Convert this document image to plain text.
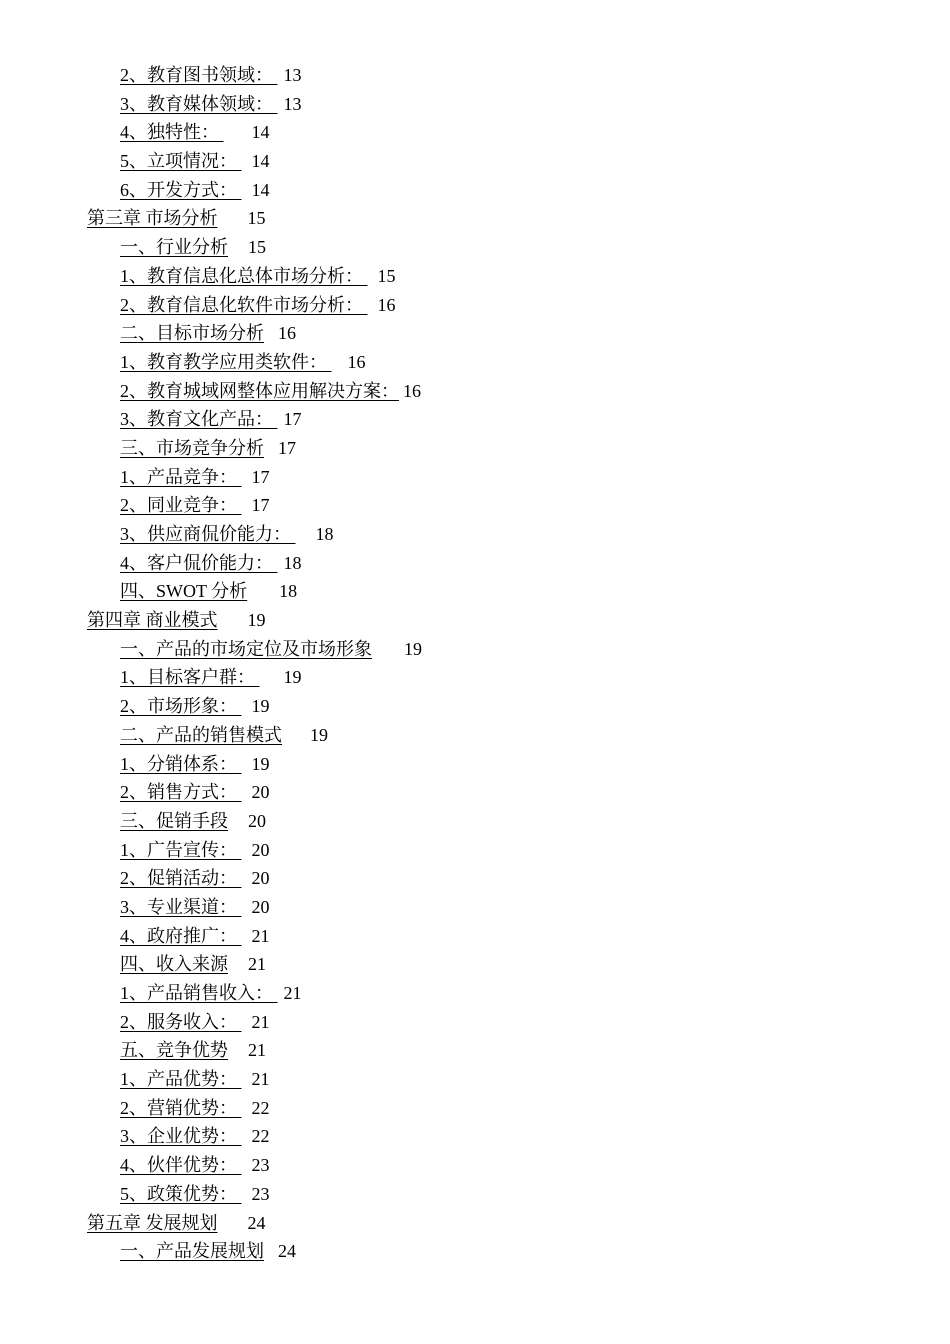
2、教育图书领域： 13
3、教育媒体领域： 13
4、独特性： 14
5、立项情况： 14
6、开发方式： 14
第三章 市场分析 15
一、行业分析 15
1、教育信息化总体市场分析： 15
2、教育信息化软件市场分析： 16
二、目标市场分析 16
1、教育教学应用类软件： 16
2、教育城域网整体应用解决方案： 16
3、教育文化产品： 17
三、市场竞争分析 17
1、产品竞争： 17
2、同业竞争： 17
3、供应商侃价能力： 18
4、客户侃价能力： 18
四、SWOT 分析 18
第四章 商业模式 19
一、产品的市场定位及市场形象 19
1、目标客户群： 19
2、市场形象： 19
二、产品的销售模式 19
1、分销体系： 19
2、销售方式： 20
三、促销手段 20
1、广告宣传： 20
2、促销活动： 20
3、专业渠道： 20
4、政府推广： 21
四、收入来源 21
1、产品销售收入： 21
2、服务收入： 21
五、竞争优势 21
1、产品优势： 21
2、营销优势： 22
3、企业优势： 22
4、伙伴优势： 23
5、政策优势： 23
第五章 发展规划 24
一、产品发展规划 24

○ ○ ○ ○ ○

* TASK OBJECTIVE:
Keep the pictures out of the copy and write out the data exactly as it stands.

* TASK ANSWER:
Convert this document image to plain text.
2、教育图书领域： 13
3、教育媒体领域： 13
4、独特性： 14
5、立项情况： 14
6、开发方式： 14
第三章 市场分析 15
一、行业分析 15
1、教育信息化总体市场分析： 15
2、教育信息化软件市场分析： 16
二、目标市场分析 16
1、教育教学应用类软件： 16
2、教育城域网整体应用解决方案： 16
3、教育文化产品： 17
三、市场竞争分析 17
1、产品竞争： 17
2、同业竞争： 17
3、供应商侃价能力： 18
4、客户侃价能力： 18
四、SWOT 分析 18
第四章 商业模式 19
一、产品的市场定位及市场形象 19
1、目标客户群： 19
2、市场形象： 19
二、产品的销售模式 19
1、分销体系： 19
2、销售方式： 20
三、促销手段 20
1、广告宣传： 20
2、促销活动： 20
3、专业渠道： 20
4、政府推广： 21
四、收入来源 21
1、产品销售收入： 21
2、服务收入： 21
五、竞争优势 21
1、产品优势： 21
2、营销优势： 22
3、企业优势： 22
4、伙伴优势： 23
5、政策优势： 23
第五章 发展规划 24
一、产品发展规划 24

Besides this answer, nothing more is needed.